--- BEGIN ---

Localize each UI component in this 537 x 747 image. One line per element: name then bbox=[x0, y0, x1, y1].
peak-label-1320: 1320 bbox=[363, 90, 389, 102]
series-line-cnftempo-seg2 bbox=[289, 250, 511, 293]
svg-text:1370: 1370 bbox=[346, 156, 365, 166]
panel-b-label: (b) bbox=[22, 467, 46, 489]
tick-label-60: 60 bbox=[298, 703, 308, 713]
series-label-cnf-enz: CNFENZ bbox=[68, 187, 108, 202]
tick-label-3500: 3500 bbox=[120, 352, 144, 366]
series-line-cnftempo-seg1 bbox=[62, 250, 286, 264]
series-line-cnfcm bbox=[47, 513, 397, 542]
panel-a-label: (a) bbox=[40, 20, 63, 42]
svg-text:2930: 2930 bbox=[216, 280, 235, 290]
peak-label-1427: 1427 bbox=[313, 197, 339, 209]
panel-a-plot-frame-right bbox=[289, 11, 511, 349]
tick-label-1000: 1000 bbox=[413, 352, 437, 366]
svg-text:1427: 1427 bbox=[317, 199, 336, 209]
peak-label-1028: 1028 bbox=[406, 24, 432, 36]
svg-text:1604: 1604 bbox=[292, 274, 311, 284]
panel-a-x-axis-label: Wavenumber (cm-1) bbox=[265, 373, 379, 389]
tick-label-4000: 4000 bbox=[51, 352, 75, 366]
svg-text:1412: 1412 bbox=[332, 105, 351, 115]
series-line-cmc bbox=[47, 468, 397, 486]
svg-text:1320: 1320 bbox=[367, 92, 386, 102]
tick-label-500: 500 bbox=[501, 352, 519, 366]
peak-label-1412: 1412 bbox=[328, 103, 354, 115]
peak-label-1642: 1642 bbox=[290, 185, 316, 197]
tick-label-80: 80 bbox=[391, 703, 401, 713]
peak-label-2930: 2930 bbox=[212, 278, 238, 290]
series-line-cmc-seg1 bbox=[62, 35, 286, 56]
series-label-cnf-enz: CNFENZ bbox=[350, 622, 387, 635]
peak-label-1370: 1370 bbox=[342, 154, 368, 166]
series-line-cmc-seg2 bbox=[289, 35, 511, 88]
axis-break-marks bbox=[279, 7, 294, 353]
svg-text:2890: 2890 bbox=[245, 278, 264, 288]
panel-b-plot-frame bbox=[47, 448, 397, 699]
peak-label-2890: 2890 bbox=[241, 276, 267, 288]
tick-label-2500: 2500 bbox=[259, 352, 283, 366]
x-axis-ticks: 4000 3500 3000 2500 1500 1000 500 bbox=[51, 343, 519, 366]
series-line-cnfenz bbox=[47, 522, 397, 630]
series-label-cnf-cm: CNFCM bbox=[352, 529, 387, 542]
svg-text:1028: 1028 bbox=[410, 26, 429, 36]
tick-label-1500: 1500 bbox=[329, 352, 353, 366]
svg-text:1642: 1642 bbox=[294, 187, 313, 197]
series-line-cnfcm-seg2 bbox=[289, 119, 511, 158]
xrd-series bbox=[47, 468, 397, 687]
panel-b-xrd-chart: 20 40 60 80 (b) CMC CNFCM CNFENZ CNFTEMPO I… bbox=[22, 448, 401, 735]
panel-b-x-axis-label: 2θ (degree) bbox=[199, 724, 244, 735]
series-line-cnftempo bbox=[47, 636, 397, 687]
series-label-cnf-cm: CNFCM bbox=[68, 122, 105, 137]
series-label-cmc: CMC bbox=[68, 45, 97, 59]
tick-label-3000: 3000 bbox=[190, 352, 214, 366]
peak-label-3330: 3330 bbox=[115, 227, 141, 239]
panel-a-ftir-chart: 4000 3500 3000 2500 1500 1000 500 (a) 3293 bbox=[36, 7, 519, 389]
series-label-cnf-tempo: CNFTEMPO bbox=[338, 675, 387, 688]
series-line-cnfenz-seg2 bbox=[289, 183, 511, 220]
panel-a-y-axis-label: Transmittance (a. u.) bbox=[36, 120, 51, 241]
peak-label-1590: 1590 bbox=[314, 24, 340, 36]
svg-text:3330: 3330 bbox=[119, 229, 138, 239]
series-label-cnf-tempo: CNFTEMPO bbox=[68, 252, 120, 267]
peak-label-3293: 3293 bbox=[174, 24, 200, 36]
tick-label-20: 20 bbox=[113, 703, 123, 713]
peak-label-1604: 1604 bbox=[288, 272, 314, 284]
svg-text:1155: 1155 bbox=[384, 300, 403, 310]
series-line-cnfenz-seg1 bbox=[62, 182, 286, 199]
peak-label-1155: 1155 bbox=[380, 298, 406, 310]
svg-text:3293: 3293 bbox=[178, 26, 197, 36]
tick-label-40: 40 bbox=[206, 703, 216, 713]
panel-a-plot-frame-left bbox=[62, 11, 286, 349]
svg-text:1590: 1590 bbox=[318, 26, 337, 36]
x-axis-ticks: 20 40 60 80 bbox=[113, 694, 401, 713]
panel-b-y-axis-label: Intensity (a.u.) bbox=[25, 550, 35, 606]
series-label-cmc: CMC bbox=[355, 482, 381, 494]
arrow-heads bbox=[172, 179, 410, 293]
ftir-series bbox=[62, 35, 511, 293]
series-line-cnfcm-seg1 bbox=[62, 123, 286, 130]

--- END ---

• [TASK GOAL]:
Copy everything from the first of the rows above down to the line containing "svg-text:1427: 1427 bbox=[317, 199, 336, 209]", both ends included, unchanged.

• [RESPONSE]:
Localize each UI component in this 537 x 747 image. One line per element: name then bbox=[x0, y0, x1, y1].
peak-label-1320: 1320 bbox=[363, 90, 389, 102]
series-line-cnftempo-seg2 bbox=[289, 250, 511, 293]
svg-text:1370: 1370 bbox=[346, 156, 365, 166]
panel-b-label: (b) bbox=[22, 467, 46, 489]
tick-label-60: 60 bbox=[298, 703, 308, 713]
series-label-cnf-enz: CNFENZ bbox=[68, 187, 108, 202]
tick-label-3500: 3500 bbox=[120, 352, 144, 366]
series-line-cnftempo-seg1 bbox=[62, 250, 286, 264]
series-line-cnfcm bbox=[47, 513, 397, 542]
panel-a-label: (a) bbox=[40, 20, 63, 42]
svg-text:2930: 2930 bbox=[216, 280, 235, 290]
peak-label-1427: 1427 bbox=[313, 197, 339, 209]
panel-a-plot-frame-right bbox=[289, 11, 511, 349]
tick-label-1000: 1000 bbox=[413, 352, 437, 366]
svg-text:1427: 1427 bbox=[317, 199, 336, 209]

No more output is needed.